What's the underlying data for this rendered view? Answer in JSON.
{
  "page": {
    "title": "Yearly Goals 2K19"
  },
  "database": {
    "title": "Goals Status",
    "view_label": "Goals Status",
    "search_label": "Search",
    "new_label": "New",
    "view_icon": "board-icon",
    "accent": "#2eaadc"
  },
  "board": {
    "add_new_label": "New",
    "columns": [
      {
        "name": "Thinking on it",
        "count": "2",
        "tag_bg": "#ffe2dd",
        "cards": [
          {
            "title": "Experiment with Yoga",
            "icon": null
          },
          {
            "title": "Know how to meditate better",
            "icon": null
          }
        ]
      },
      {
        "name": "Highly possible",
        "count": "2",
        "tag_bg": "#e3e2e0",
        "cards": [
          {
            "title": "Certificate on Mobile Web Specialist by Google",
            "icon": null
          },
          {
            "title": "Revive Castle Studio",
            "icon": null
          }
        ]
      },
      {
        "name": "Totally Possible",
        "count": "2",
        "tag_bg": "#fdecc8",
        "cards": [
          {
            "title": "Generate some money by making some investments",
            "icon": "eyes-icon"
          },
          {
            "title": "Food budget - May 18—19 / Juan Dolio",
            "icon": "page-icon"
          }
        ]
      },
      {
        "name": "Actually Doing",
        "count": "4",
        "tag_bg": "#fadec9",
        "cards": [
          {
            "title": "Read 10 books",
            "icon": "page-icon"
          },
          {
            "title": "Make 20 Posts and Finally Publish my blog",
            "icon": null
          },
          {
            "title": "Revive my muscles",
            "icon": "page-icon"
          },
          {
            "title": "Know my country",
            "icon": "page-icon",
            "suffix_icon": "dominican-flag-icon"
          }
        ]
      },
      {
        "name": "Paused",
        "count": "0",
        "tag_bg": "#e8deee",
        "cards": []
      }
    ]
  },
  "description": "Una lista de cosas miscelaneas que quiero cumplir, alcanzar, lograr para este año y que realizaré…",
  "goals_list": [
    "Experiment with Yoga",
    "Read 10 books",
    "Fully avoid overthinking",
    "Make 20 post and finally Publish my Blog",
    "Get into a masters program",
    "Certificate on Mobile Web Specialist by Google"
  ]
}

* WHAT YOU HAVE TO DO
What is the number of lines in these records that contain "Make"? Reply with the number only.

* COMPLETE ANSWER
2